## Direction a
In the records, write out every line from the line with "Bar [165, 357, 193, 370]" up to and including the line with "Bar [97, 150, 414, 162]" as a numbered list, leaving out blank lines.

## START Text

If I want to copy the source_str to target_str i use memcpy() as above with length 50, which is the size of target_str. The reason I use length in memcpy is that, the source_str can have a max value of length but is usually less than that (in the above example its 20).
Now, if I want to copy till length of source_str based on its terminating character ('\0'), even if memcpy length is more than the index of terminating character, is the above code a right way to do it? or is there an alternative suggestion.
Thanks for any help.
The scenario is that target_str is initialized with 50 bytes. source_str is a string of length 20.
If I want to copy the source_str to target_str i use memcpy() as above with length 50, which is the size of target_str.
currently you ask for memcpy to read 30 characters after the end of the source string because it does not care of a possible null terminator on the source, this is an undefined behavior
because you copy a string you can use strcpy rather than memcpy
but the problem of size can be reversed, I mean the target can be smaller than the source, and without protection you will have again a undefined behavior
so you can use strncpy giving the length of the target, just take care of the necessity to add a final null character in case the target is smaller than the source :
int length = 50
char *target_str = (char*) malloc(length);
char *source_str = read_string_from_somewhere(); // length unknown
strncpy(target_str, source_str, length - 1); // -1 to let place for \0
target_str[length - 1] = 0; // force the presence of a null character at end in case
If I want to copy the source_str to target_str i use memcpy() as above
with length 50, which is the size of target_str. The reason I use
length in memcpy is that, the source_str can have a max value of
length but is usually less than that (in the above example its 20).

## END Text
## START Supplied information

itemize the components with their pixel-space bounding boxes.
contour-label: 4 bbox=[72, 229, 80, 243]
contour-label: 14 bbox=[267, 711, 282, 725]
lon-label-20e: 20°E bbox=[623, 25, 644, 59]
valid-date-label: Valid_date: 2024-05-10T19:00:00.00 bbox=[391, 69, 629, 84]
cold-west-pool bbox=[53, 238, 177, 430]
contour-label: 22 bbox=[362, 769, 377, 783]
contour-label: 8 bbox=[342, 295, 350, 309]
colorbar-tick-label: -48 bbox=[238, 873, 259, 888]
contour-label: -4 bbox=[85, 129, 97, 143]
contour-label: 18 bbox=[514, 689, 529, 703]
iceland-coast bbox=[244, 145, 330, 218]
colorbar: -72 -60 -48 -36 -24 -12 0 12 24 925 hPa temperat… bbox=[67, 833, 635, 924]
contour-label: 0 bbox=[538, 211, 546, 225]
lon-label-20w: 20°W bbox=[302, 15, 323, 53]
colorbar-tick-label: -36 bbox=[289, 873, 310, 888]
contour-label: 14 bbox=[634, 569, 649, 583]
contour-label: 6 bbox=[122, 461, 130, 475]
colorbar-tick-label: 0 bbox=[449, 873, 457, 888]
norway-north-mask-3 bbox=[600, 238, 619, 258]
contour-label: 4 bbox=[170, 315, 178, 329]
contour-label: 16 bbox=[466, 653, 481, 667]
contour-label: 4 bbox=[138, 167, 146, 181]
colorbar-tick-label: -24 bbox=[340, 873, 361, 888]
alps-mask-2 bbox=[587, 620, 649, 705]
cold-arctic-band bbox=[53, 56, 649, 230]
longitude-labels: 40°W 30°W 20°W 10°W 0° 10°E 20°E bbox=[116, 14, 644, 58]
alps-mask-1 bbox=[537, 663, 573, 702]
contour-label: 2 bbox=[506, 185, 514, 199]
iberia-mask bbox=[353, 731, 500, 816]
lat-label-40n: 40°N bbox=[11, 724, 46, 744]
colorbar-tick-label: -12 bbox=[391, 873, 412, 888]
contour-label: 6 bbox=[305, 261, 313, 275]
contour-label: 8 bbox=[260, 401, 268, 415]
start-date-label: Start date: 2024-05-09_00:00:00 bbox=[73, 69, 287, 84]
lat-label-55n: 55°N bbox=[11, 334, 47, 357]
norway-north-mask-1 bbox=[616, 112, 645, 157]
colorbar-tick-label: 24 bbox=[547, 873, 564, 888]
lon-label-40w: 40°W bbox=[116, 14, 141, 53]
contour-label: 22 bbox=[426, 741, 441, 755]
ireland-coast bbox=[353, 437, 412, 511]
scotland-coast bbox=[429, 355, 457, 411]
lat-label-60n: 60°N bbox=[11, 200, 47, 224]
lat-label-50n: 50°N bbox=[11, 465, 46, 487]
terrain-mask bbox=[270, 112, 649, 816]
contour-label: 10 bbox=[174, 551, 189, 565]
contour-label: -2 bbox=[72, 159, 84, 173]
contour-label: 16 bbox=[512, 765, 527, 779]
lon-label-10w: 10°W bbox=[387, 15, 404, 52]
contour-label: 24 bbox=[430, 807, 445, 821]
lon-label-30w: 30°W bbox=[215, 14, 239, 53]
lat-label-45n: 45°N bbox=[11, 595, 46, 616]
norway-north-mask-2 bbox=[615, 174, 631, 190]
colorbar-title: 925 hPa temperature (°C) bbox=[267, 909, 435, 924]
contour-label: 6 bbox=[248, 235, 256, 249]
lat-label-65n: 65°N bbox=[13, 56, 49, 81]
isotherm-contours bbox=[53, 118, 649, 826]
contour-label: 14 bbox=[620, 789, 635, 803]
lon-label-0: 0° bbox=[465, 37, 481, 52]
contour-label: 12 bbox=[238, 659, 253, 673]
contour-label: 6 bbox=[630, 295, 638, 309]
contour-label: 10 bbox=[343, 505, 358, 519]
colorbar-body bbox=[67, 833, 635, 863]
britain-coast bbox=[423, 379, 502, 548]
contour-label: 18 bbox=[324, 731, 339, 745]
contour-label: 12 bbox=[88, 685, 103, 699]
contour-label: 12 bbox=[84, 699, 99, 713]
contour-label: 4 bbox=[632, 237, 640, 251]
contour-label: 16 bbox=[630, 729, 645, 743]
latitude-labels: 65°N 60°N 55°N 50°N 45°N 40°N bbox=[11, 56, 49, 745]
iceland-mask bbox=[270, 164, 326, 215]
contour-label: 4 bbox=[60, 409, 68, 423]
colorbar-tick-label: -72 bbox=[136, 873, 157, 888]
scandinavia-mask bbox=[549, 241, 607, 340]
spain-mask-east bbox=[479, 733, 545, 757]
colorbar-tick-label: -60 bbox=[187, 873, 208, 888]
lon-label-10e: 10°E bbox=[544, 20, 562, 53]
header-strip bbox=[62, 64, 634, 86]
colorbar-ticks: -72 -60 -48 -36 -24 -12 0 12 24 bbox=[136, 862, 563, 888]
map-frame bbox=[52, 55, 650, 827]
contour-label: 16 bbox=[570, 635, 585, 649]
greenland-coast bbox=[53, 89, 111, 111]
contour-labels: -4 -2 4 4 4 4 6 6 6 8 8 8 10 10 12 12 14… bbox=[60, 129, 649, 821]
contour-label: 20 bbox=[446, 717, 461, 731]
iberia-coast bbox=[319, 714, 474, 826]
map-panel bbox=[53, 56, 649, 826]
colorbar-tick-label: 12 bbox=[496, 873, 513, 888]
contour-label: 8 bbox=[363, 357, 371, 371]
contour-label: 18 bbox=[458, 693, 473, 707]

## END Supplied information
## START Supplied information

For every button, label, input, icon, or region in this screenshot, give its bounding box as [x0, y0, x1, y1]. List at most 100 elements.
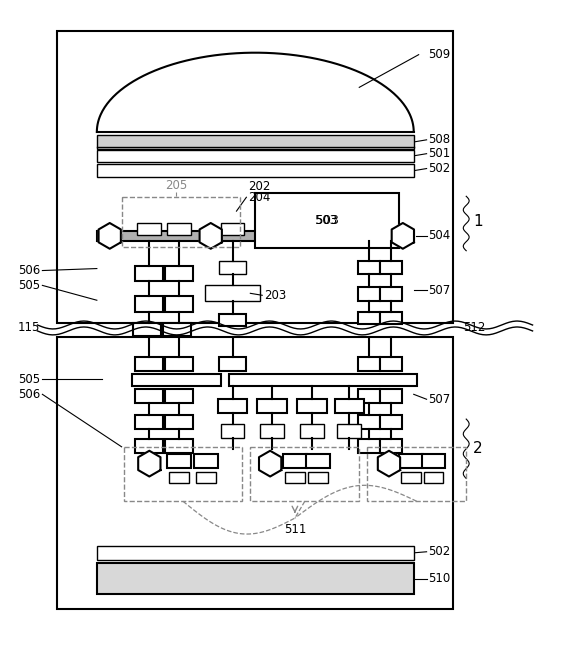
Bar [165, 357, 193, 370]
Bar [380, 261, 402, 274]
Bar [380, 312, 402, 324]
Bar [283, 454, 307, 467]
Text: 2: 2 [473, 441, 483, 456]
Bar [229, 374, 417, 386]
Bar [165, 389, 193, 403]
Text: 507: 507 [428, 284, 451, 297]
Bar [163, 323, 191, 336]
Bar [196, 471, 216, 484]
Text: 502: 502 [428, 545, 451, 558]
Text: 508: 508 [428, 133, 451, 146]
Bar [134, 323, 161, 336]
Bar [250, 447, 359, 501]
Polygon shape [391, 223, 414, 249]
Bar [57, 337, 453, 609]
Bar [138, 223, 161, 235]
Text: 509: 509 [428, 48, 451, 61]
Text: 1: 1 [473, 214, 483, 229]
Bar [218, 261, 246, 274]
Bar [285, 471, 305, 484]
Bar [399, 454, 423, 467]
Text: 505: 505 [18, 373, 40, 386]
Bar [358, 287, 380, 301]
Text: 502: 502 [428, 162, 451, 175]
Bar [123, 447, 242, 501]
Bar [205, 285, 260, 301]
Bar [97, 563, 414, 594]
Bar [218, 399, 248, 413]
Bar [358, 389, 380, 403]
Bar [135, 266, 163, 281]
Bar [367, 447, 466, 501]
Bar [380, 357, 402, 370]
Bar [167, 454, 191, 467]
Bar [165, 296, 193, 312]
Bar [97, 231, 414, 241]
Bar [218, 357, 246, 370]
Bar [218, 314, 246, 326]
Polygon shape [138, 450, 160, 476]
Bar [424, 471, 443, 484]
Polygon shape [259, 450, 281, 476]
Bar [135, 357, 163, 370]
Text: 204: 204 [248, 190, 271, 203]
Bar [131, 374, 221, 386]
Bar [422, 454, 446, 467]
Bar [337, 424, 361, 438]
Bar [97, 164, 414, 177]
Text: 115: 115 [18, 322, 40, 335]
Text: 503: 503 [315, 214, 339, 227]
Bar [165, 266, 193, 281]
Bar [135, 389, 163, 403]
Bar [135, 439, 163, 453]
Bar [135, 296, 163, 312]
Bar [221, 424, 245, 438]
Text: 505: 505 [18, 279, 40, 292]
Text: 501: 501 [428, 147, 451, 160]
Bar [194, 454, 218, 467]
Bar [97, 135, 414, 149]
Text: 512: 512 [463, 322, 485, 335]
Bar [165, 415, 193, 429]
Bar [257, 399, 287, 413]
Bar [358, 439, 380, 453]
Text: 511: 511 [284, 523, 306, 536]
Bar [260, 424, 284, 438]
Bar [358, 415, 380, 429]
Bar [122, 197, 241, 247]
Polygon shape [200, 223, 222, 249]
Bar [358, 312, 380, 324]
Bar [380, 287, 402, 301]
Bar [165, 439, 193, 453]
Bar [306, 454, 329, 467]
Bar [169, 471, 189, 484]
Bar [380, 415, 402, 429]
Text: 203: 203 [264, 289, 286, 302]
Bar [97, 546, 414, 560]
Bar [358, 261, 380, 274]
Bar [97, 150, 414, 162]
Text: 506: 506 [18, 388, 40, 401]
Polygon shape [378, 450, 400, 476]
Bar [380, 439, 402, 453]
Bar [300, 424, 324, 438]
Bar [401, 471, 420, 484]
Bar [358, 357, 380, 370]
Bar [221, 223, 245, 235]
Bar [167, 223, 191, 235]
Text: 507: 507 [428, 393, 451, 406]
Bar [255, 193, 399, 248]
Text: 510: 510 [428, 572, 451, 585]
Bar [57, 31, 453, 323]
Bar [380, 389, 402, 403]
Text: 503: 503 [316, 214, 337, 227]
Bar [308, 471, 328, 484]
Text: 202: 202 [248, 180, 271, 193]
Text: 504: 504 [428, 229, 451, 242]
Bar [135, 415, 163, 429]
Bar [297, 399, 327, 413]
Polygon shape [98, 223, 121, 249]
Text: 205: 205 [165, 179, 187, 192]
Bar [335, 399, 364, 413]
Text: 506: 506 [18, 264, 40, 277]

## END Supplied information
## START Supplied information

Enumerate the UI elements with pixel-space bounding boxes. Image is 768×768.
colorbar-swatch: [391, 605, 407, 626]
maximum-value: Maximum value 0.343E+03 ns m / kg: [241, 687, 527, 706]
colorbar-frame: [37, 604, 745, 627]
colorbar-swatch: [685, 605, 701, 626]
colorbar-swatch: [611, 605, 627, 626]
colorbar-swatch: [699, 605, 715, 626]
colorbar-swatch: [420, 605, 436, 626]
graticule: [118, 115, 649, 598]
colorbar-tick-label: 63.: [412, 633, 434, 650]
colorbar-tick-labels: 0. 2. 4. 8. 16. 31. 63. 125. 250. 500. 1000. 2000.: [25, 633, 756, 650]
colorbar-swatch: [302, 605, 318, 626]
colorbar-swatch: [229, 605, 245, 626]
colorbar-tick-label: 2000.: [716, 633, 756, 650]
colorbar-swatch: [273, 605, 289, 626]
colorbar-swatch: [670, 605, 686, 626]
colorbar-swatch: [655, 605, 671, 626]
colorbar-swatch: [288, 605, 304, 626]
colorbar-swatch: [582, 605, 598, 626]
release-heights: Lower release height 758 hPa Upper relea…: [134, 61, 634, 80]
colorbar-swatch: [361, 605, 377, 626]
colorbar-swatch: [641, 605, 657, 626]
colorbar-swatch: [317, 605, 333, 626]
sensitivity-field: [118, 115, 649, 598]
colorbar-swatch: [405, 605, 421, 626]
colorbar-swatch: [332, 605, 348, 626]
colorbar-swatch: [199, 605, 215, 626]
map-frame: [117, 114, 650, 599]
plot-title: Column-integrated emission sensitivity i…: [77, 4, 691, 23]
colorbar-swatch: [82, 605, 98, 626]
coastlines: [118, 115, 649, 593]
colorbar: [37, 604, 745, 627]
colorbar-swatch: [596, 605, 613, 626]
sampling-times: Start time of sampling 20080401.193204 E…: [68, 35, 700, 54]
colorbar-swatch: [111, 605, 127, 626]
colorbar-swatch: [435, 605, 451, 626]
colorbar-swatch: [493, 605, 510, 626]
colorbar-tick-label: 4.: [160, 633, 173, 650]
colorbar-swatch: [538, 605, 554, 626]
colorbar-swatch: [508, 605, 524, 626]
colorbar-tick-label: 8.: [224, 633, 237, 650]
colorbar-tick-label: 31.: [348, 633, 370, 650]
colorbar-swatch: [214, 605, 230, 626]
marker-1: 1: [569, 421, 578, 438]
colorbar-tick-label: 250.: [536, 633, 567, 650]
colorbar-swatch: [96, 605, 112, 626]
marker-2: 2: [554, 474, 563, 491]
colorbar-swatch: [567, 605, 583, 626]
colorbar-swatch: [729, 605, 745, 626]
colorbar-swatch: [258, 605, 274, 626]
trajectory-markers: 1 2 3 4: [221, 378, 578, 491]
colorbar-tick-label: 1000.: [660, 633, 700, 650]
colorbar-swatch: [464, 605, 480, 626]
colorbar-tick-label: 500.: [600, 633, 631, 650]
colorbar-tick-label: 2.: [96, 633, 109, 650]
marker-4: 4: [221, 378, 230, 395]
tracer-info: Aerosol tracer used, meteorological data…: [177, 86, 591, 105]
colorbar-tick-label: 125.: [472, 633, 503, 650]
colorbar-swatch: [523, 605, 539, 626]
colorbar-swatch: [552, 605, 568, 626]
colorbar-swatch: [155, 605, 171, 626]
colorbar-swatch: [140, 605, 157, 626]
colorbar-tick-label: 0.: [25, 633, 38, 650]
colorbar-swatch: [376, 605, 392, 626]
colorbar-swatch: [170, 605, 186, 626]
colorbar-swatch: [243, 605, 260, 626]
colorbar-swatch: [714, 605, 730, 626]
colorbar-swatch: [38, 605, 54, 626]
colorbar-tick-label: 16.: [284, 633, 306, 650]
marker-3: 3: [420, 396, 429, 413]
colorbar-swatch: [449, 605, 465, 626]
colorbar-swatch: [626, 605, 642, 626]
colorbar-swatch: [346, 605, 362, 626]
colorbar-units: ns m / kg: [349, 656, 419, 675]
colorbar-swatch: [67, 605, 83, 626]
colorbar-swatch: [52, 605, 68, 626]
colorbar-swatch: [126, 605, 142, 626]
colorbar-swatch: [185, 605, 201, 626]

## END Supplied information

## Direction b
Which words in the string-copying thread run from "Now, if I want" up to and including "of length 20."? Reproduce them verbatim.

## Task output a
1. Bar [165, 357, 193, 370]
2. Bar [380, 261, 402, 274]
3. Bar [380, 312, 402, 324]
4. Bar [283, 454, 307, 467]
5. Text: 2: 2 [473, 441, 483, 456]
6. Bar [229, 374, 417, 386]
7. Bar [165, 389, 193, 403]
8. Text: 507: 507 [428, 284, 451, 297]
9. Bar [163, 323, 191, 336]
10. Bar [196, 471, 216, 484]
11. Text: 502: 502 [428, 545, 451, 558]
12. Text: 508: 508 [428, 133, 451, 146]
13. Bar [134, 323, 161, 336]
14. Bar [250, 447, 359, 501]
15. Polygon shape [391, 223, 414, 249]
16. Bar [57, 337, 453, 609]
17. Bar [138, 223, 161, 235]
18. Text: 509: 509 [428, 48, 451, 61]
19. Text: 1: 1 [473, 214, 483, 229]
20. Bar [218, 261, 246, 274]
21. Bar [285, 471, 305, 484]
22. Bar [399, 454, 423, 467]
23. Text: 505: 505 [18, 373, 40, 386]
24. Bar [358, 287, 380, 301]
25. Text: 502: 502 [428, 162, 451, 175]
26. Bar [123, 447, 242, 501]
27. Bar [205, 285, 260, 301]
28. Bar [97, 563, 414, 594]
29. Bar [218, 399, 248, 413]
30. Bar [358, 389, 380, 403]
31. Bar [135, 266, 163, 281]
32. Bar [367, 447, 466, 501]
33. Bar [380, 357, 402, 370]
34. Bar [167, 454, 191, 467]
35. Bar [165, 296, 193, 312]
36. Bar [97, 231, 414, 241]
37. Bar [218, 357, 246, 370]
38. Bar [218, 314, 246, 326]
39. Polygon shape [138, 450, 160, 476]
40. Bar [424, 471, 443, 484]
41. Polygon shape [259, 450, 281, 476]
42. Bar [135, 357, 163, 370]
43. Text: 204: 204 [248, 190, 271, 203]
44. Bar [131, 374, 221, 386]
45. Bar [422, 454, 446, 467]
46. Bar [337, 424, 361, 438]
47. Bar [97, 164, 414, 177]
48. Text: 115: 115 [18, 322, 40, 335]
49. Text: 503: 503 [315, 214, 339, 227]
50. Bar [165, 266, 193, 281]
51. Bar [135, 389, 163, 403]
52. Bar [135, 439, 163, 453]
53. Bar [135, 296, 163, 312]
54. Bar [221, 424, 245, 438]
55. Text: 505: 505 [18, 279, 40, 292]
56. Text: 501: 501 [428, 147, 451, 160]
57. Bar [194, 454, 218, 467]
58. Bar [97, 135, 414, 149]
59. Text: 512: 512 [463, 322, 485, 335]
60. Bar [165, 415, 193, 429]
61. Bar [257, 399, 287, 413]
62. Bar [358, 439, 380, 453]
63. Text: 511: 511 [284, 523, 306, 536]
64. Bar [260, 424, 284, 438]
65. Bar [358, 415, 380, 429]
66. Bar [122, 197, 241, 247]
67. Polygon shape [200, 223, 222, 249]
68. Bar [358, 312, 380, 324]
69. Bar [380, 287, 402, 301]
70. Bar [165, 439, 193, 453]
71. Bar [306, 454, 329, 467]
72. Bar [169, 471, 189, 484]
73. Bar [380, 415, 402, 429]
74. Text: 203: 203 [264, 289, 286, 302]
75. Bar [97, 546, 414, 560]
76. Bar [358, 261, 380, 274]
77. Bar [97, 150, 414, 162]

## Task output b
Now, if I want to copy till length of source_str based on its terminating character ('\0'), even if memcpy length is more than the index of terminating character, is the above code a right way to do it? or is there an alternative suggestion.
Thanks for any help.
The scenario is that target_str is initialized with 50 bytes. source_str is a string of length 20.